- _DIRECTIVE A_: In the post on Three Colors: Red below, why does the writer say the young judge's link to retired judge Joseph Kern's past is not clear right away? Answer in one to three sentences.

This post is not really for someone who hasn’t seen the film.




Kieslowski has failed in his film to show me his object! Even after a second viewing, a week after the first, I can’t honestly say I grasped the full meaning of the story. I’ve had to rely on the extras on disk 4 plus a range of reviews and comments such as these below:

Three Colors Red by Krzysztof Kieslowski

A complex, comprehensive review by Dan Schreider – he covers every angle – weaving in references to other director’s work. He says after summarising the plot: ” Throughout the film there is the sense that Kern is more than mortal.” I didn’t see that at all until the end of the second viewing.  It is not difficult to see, a certain way through the film, that the the young judge might be in some way connected to the past of retired judge Joseph Kerns, but not immediately. This is because the information contained in the conversations that model/student, Valentine, has with Kern are needed to come to this surmise. Part of the films technique is to propel the story of Augustine the newly appointed judge in the present of Valentine, rather than doing it in a past: Auguste drives a modern 4 x 4  and is living in the same street as Valentine. This suggests something akin to what happens in The Double Life of Veronique, where each Veronique/Weronik is aware of the other at a distance. My impression on first watching Veronique was that Kieslowski was trying to use quantum imagery: particles can connect with each other at great distances, which is highly counter-intuitive.

In Red a new life is acting out in every detail what has happened for another person. Kern talks with Valentine about his life near the end of the film. There is no sense in which he is remembering the past based on earlier cues in the film. It is established that they are both judges early on, which allows the guess that Auguste is Joseph Kern. It is finally confirmed in the late scene when Kern explains – and the camera swoops down to illustrate – he too dropped his law book. But even then, knowing The Double Life of Veronique, I was left wondering if this was akin to his notion that music is convergent: that is possible two people could compose exactly the same piece of music in different places or times because as Kieslowki has said, “…the notes are out there.” In Blue, this is toyed with over the tune the street musician is playing being like the concerto. (Though at one point sheet music for the unfinished music is thrown away….)

Kieslowski has said all his films are the same film. This is certainly true of Three Colours and Veronique, where such things as the fictional composer Von Budenmayer in Veronique appearing in Red, which is all explained well by Schreider.

Demystifying Three Colors: Red by Anthony Leong

While Auguste is crossing the street one night, the elastic holding his books together snaps, and the books fall onto the street. One book falls open on a certain page, which he reads, and his subsequent exam asks a question relevant to that material. The same thing happened to the older judge, only thirty-five years earlier and in an auditorium.

- _TASK MATERIAL_:
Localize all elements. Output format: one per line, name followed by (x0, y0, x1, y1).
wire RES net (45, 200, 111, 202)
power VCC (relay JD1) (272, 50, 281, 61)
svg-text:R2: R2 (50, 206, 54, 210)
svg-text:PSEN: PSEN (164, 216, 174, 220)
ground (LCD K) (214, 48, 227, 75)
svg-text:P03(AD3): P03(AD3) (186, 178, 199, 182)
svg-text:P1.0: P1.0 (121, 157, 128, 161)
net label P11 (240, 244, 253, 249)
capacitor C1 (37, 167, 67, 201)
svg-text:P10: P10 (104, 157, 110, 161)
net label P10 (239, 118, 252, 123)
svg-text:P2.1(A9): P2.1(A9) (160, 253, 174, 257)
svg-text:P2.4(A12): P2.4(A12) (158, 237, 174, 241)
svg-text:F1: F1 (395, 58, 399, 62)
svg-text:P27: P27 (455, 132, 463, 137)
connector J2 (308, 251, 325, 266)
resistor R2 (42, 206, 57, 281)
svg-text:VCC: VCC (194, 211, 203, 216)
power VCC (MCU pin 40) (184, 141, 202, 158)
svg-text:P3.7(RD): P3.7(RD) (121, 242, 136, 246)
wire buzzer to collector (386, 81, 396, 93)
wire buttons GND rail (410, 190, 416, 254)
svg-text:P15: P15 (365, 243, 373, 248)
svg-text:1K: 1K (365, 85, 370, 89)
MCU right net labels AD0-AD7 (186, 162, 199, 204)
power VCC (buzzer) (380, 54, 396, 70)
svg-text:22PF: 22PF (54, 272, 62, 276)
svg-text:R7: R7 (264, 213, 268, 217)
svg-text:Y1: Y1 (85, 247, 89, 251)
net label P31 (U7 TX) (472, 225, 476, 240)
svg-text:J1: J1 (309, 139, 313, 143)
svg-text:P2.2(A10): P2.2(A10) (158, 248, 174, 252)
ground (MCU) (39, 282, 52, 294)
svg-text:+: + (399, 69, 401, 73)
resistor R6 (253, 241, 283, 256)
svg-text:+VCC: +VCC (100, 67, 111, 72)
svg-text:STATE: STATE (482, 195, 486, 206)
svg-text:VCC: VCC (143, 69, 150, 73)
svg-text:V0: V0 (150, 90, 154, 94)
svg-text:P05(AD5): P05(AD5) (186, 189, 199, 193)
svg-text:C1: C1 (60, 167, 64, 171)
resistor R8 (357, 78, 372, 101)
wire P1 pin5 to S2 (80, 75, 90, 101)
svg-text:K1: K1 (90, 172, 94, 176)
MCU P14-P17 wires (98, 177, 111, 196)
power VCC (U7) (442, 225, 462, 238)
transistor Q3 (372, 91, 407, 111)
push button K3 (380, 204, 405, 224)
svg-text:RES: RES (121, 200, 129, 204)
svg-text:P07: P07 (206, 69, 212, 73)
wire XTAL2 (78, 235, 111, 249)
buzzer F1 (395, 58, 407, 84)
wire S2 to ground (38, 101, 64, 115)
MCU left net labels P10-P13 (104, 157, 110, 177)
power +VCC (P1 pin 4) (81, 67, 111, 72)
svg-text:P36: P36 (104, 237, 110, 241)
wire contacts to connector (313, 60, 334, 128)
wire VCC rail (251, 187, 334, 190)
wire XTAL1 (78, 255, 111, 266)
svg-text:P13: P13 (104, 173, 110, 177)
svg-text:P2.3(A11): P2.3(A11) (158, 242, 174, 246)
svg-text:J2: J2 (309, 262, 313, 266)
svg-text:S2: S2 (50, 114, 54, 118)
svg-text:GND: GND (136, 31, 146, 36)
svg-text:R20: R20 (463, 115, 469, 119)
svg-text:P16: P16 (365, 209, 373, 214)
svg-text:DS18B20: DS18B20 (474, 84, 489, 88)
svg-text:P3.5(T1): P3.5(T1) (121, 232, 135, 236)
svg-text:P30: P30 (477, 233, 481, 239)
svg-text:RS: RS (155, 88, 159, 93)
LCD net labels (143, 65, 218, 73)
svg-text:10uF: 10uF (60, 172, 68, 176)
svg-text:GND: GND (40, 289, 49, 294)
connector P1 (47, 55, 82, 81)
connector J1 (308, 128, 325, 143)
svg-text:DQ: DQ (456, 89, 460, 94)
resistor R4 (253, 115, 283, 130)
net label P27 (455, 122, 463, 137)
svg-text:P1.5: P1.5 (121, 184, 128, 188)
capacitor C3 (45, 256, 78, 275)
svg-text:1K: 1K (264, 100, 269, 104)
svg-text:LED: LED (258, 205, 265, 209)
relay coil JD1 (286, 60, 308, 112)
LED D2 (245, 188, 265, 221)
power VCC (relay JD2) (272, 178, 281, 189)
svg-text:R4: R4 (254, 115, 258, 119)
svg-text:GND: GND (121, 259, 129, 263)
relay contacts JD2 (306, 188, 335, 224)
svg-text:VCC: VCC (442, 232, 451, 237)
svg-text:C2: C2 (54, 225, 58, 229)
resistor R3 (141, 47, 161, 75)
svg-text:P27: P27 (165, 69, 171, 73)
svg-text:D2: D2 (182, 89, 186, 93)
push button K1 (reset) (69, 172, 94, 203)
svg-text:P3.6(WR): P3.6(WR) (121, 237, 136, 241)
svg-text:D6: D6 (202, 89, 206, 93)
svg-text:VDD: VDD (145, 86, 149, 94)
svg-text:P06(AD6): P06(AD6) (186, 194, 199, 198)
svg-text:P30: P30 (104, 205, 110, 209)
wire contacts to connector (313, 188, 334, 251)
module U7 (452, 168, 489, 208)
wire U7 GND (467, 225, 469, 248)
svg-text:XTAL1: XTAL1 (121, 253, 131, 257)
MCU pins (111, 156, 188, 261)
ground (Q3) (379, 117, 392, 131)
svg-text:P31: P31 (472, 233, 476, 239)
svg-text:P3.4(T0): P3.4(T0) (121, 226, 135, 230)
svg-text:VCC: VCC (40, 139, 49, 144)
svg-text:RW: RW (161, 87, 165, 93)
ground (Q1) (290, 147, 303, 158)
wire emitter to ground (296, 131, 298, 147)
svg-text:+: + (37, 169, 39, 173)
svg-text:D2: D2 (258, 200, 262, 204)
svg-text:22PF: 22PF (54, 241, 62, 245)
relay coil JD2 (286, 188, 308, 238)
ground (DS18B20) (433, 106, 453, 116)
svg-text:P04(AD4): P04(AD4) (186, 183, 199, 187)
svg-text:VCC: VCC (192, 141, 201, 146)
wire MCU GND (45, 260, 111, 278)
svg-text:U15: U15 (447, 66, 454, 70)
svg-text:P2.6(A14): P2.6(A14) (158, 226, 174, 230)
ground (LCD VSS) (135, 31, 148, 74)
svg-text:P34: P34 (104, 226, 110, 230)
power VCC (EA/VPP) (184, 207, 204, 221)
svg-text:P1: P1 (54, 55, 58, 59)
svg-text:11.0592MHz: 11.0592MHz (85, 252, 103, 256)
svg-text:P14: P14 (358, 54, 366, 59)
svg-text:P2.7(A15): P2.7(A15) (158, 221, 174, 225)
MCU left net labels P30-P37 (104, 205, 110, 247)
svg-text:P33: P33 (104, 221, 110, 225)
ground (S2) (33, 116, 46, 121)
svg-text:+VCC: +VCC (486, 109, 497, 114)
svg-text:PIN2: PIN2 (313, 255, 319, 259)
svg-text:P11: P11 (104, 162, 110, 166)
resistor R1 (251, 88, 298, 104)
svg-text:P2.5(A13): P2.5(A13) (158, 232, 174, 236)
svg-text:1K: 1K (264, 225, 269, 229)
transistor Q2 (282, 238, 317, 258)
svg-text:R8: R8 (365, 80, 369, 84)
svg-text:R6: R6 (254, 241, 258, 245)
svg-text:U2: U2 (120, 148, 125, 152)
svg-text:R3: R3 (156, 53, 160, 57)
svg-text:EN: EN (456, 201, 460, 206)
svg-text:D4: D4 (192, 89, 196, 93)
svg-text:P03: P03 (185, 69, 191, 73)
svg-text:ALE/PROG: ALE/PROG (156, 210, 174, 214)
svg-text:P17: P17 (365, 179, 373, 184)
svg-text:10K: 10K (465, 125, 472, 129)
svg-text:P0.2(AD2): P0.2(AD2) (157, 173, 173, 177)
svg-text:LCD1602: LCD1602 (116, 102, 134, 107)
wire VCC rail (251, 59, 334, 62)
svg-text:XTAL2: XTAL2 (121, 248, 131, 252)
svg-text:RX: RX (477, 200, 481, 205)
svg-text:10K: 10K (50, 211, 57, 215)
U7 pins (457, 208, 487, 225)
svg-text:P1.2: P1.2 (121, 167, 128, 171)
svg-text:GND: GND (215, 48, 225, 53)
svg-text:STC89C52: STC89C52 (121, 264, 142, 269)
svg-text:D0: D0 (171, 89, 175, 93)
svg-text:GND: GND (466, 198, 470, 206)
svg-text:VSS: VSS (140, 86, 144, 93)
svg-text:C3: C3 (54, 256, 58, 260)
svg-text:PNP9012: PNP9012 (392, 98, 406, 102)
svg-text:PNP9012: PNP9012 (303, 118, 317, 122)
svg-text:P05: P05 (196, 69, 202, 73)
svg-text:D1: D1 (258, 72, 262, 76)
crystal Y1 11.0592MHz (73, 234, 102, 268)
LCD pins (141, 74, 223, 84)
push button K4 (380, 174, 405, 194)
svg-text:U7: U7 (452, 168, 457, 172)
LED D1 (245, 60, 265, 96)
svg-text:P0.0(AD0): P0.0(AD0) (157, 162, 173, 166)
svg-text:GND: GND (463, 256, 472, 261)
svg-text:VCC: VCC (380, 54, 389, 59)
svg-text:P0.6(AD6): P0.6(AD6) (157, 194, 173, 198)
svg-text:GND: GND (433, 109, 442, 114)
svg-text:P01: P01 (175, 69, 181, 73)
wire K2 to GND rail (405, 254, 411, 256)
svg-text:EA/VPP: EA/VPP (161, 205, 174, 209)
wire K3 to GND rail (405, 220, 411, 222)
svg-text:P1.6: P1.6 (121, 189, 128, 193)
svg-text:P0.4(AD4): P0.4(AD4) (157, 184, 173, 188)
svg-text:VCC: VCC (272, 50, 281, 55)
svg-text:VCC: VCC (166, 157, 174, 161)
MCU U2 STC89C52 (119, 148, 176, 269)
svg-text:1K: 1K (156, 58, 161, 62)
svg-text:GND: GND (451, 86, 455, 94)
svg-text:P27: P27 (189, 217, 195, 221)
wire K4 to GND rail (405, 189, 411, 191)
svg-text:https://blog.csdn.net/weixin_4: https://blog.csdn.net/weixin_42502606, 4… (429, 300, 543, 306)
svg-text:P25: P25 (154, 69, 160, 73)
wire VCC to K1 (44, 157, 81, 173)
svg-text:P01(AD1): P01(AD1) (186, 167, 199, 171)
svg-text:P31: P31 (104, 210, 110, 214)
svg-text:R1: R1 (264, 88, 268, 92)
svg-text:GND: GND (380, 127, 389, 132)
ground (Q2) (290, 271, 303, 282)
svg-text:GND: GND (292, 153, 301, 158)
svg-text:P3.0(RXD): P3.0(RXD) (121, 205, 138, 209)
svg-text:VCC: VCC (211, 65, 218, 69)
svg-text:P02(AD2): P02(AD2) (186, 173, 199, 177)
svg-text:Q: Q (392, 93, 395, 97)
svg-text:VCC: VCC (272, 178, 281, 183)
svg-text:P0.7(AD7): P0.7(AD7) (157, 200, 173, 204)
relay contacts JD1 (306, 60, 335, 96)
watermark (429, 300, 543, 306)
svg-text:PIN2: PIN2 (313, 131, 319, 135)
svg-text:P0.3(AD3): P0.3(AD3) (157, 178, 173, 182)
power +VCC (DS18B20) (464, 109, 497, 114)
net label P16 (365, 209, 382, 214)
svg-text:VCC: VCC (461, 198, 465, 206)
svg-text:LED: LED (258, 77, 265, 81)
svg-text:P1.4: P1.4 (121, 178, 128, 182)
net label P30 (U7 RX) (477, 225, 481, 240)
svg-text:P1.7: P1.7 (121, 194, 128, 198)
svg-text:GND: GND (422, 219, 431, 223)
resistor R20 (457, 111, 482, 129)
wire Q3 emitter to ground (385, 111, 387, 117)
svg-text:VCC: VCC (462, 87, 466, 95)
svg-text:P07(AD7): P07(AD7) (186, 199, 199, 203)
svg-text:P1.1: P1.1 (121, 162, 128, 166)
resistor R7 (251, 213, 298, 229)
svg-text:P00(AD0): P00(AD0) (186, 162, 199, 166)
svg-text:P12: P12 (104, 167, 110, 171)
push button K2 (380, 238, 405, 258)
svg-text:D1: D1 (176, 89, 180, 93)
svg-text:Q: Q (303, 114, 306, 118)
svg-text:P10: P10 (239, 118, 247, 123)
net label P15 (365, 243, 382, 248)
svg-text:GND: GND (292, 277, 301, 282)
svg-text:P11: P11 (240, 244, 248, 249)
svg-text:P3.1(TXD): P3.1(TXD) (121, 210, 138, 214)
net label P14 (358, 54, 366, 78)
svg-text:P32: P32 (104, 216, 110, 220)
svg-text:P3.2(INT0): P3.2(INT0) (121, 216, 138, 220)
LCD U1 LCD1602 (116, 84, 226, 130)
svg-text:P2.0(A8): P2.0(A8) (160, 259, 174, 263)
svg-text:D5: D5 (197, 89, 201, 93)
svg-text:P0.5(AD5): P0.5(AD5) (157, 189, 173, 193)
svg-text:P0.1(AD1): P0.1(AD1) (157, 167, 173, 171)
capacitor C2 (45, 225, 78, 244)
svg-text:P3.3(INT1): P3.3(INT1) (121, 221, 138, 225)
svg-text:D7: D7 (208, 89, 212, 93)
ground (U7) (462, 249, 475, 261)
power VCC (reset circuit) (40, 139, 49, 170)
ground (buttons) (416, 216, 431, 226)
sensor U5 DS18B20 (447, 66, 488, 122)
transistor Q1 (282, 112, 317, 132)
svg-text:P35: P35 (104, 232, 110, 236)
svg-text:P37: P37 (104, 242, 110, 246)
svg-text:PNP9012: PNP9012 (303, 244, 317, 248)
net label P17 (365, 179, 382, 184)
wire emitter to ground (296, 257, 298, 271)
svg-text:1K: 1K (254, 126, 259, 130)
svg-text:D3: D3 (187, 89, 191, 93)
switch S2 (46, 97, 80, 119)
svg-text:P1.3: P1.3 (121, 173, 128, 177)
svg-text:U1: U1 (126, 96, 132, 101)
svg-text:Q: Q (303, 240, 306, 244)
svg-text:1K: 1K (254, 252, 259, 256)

- _DIRECTIVE B_: Please turn the entries above, from their first line through the line containing "capacitor C1 (37, 167, 67, 201)", into a JSON list of strings, one string per line, with blank lines left out.

- _TASK ANSWER A_: The link isn't clear right away because reaching that guess depends on information from Valentine's conversations with Kern. That information is needed first, so the viewer can only suspect the connection partway through the film.

- _TASK ANSWER B_:
[
  "Localize all elements. Output format: one per line, name followed by (x0, y0, x1, y1).",
  "wire RES net (45, 200, 111, 202)",
  "power VCC (relay JD1) (272, 50, 281, 61)",
  "svg-text:R2: R2 (50, 206, 54, 210)",
  "svg-text:PSEN: PSEN (164, 216, 174, 220)",
  "ground (LCD K) (214, 48, 227, 75)",
  "svg-text:P03(AD3): P03(AD3) (186, 178, 199, 182)",
  "svg-text:P1.0: P1.0 (121, 157, 128, 161)",
  "net label P11 (240, 244, 253, 249)",
  "capacitor C1 (37, 167, 67, 201)"
]